──────── Raw data

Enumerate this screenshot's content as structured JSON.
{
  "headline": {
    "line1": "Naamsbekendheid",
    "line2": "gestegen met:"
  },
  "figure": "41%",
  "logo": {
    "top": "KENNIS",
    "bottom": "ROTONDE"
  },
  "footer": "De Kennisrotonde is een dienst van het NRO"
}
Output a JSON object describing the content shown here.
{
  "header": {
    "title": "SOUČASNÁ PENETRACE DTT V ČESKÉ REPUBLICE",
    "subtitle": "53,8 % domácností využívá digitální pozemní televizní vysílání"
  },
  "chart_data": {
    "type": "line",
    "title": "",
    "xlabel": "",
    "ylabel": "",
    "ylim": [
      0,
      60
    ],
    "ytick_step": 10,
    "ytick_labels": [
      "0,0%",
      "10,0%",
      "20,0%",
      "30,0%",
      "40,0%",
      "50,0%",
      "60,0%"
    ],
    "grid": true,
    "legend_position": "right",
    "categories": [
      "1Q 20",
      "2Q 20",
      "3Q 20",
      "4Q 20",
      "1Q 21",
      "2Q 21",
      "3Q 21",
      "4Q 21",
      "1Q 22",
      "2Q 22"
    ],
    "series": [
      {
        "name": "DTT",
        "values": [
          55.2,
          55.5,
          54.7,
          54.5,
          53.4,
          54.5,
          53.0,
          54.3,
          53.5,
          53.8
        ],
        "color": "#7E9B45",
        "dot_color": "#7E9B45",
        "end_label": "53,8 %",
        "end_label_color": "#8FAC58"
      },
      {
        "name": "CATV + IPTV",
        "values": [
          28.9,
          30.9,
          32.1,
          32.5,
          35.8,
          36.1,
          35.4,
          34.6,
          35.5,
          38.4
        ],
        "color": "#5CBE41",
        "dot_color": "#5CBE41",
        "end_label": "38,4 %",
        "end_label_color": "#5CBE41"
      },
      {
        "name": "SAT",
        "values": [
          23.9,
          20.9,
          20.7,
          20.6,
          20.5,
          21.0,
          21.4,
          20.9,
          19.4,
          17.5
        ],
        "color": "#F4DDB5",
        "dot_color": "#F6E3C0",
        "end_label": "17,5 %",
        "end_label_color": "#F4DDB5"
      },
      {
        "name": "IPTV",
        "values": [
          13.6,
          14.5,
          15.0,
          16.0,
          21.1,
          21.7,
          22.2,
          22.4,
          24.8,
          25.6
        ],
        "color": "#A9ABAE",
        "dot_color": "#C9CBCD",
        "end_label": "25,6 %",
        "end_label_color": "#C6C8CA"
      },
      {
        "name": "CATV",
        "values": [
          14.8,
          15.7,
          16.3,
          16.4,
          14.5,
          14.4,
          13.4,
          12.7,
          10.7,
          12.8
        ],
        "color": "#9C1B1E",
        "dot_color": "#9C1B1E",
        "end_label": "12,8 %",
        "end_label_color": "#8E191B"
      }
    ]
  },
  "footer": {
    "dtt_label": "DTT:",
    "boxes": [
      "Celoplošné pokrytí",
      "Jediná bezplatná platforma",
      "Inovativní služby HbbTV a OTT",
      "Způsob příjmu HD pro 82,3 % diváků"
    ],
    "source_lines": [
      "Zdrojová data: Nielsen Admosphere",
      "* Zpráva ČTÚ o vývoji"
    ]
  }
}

────────────────
──────── Raw data

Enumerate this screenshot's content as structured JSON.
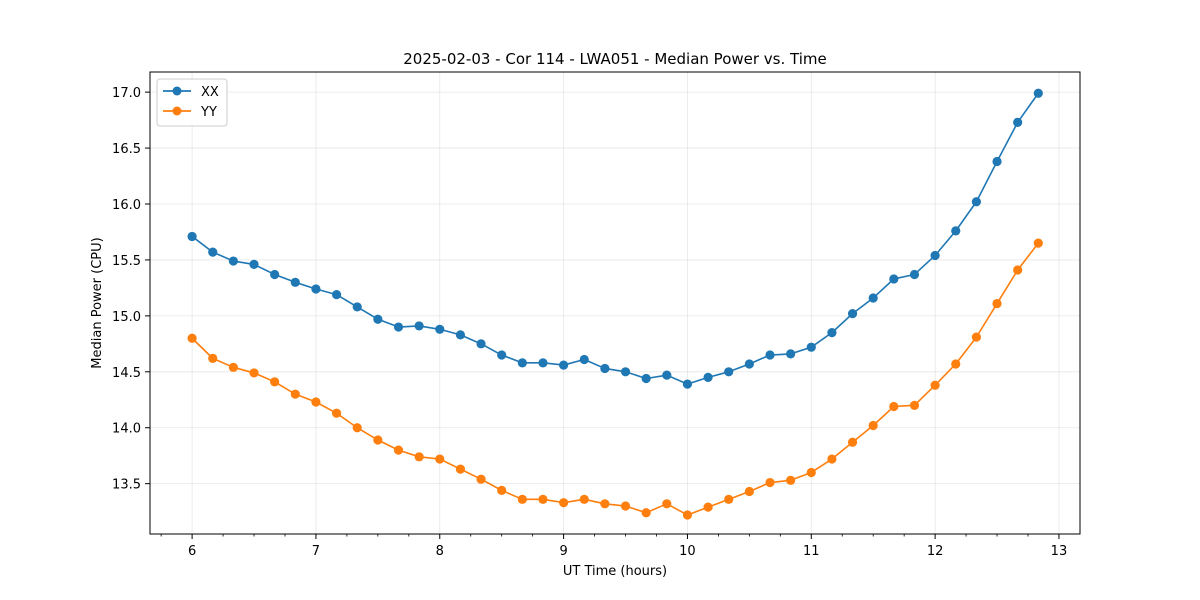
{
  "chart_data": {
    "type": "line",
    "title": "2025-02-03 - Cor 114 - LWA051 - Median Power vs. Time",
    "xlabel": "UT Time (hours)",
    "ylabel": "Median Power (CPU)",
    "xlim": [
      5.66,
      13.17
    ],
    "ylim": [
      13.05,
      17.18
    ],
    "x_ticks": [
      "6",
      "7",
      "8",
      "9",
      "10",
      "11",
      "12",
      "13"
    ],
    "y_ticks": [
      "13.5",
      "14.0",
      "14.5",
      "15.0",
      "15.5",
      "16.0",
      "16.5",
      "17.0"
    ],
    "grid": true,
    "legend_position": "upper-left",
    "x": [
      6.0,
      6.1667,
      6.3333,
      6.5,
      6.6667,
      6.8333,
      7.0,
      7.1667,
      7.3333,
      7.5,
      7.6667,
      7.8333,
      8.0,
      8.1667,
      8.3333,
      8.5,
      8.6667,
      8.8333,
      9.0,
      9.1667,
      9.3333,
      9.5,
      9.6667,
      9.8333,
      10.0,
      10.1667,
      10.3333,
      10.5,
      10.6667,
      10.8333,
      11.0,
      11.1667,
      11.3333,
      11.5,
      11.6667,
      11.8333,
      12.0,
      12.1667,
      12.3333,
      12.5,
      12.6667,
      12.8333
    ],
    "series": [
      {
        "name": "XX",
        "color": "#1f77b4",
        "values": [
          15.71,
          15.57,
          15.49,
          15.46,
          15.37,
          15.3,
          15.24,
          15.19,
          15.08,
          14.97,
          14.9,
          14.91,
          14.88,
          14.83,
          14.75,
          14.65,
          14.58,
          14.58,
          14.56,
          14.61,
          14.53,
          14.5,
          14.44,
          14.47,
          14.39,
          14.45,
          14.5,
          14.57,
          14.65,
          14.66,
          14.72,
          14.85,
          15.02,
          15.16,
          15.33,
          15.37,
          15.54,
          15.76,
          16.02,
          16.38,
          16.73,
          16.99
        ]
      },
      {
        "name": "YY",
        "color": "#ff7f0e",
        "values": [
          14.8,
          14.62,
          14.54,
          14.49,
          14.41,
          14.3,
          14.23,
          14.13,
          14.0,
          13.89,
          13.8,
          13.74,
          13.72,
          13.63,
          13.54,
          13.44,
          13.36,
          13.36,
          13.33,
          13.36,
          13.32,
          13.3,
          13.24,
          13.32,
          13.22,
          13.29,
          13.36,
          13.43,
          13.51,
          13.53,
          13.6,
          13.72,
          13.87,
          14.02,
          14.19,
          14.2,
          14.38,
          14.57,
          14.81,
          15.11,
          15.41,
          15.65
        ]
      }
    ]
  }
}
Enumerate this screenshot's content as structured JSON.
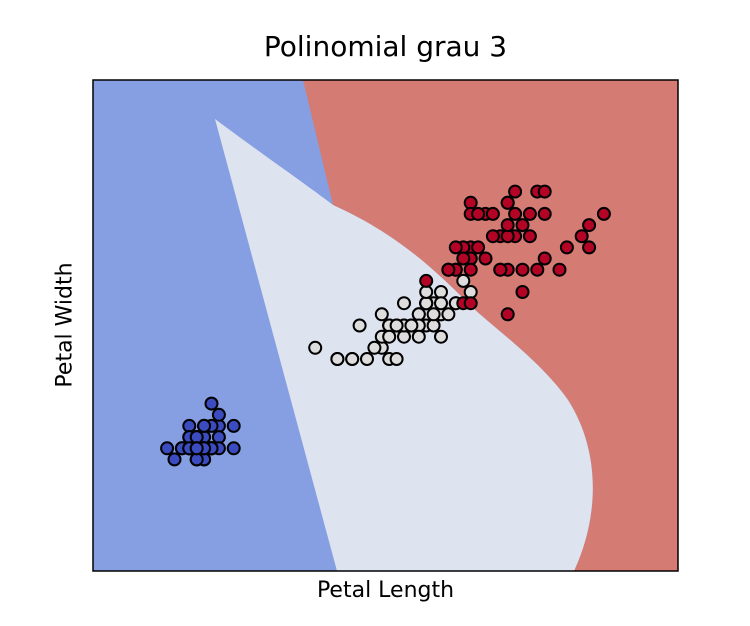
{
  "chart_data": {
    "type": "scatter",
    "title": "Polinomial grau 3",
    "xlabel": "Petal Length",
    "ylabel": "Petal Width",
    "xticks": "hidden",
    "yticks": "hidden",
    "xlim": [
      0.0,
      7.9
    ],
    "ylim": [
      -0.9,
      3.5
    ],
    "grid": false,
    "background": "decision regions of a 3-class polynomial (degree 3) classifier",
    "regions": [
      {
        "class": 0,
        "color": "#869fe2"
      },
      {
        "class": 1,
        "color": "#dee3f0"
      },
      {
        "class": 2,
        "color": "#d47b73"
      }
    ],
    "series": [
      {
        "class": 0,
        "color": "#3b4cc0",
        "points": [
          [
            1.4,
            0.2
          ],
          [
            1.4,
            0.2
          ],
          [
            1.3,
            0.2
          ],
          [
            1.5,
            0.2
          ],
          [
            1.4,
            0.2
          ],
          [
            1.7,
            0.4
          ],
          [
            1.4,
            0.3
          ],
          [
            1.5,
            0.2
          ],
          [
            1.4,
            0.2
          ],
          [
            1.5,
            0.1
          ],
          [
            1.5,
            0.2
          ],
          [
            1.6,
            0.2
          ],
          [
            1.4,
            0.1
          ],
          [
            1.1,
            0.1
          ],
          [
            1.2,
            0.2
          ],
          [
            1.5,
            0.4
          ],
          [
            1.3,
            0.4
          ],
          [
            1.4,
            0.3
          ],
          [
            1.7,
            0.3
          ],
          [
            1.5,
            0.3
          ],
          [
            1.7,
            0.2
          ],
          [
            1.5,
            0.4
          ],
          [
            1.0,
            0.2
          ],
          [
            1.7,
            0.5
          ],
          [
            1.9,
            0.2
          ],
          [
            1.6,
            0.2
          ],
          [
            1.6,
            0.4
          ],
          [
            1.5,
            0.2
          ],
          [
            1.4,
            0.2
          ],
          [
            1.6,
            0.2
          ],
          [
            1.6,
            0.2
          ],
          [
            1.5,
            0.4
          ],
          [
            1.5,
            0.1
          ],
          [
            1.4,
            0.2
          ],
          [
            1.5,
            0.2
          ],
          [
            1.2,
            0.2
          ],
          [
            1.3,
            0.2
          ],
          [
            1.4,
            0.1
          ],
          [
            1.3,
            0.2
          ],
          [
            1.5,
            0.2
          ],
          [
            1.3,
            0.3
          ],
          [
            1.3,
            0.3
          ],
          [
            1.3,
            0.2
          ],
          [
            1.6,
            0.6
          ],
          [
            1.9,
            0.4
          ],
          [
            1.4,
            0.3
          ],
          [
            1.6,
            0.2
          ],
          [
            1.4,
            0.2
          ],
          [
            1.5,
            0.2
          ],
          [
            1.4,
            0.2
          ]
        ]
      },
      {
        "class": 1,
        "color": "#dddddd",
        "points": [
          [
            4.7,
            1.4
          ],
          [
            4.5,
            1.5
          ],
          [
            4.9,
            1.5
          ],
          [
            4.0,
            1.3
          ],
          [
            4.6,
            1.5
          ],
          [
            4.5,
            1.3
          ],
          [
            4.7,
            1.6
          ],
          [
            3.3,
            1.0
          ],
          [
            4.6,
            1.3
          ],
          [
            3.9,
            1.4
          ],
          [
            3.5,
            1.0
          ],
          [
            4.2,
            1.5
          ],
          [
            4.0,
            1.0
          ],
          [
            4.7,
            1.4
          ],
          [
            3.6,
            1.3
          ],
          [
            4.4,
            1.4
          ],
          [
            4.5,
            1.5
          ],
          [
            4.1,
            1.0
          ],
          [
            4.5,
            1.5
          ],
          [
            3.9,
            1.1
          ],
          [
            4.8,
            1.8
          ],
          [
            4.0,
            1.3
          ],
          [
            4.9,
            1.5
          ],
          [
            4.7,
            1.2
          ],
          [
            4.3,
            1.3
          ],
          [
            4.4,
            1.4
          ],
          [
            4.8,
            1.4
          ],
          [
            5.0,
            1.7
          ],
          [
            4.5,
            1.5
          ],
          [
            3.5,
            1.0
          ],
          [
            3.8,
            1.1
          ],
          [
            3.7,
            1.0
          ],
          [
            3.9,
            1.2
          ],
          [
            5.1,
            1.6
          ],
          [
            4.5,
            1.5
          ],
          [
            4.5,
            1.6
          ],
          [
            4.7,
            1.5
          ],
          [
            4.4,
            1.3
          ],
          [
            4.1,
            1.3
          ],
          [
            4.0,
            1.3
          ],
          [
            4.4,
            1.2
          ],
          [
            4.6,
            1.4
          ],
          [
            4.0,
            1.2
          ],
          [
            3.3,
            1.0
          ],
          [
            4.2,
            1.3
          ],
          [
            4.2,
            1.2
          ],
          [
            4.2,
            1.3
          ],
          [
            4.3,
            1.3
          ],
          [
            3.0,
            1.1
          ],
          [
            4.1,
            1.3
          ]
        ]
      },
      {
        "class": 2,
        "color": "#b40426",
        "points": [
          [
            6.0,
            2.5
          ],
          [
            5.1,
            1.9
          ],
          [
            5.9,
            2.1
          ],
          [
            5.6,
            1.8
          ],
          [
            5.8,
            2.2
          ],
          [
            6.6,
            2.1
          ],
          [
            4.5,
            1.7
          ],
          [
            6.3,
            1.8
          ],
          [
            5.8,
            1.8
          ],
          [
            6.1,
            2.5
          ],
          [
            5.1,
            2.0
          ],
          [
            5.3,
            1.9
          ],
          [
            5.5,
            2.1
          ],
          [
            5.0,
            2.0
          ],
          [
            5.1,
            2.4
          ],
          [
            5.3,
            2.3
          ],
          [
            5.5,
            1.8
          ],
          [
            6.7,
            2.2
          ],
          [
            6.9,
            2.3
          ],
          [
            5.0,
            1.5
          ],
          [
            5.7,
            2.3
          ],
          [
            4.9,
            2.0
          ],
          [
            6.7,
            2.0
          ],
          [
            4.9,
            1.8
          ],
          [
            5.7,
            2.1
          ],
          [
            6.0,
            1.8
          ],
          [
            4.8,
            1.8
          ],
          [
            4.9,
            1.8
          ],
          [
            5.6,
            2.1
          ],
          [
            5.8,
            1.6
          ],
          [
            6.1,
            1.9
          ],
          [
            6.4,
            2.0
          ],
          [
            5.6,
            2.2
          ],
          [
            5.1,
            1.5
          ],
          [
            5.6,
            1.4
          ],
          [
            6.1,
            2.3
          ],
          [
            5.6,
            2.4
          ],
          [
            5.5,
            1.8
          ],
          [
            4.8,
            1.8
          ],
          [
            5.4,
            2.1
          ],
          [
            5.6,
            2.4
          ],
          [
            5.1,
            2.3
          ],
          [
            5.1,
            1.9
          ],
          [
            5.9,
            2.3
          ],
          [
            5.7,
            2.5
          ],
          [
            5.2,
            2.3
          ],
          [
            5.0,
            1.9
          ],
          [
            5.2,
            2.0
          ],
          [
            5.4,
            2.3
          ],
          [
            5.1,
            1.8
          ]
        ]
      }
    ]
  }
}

────────────────

Gather each line that holds "xlabel".

    "xlabel": "",
    "xlabel": "UT Time (hours)",
    "xlabel": "Petal Length",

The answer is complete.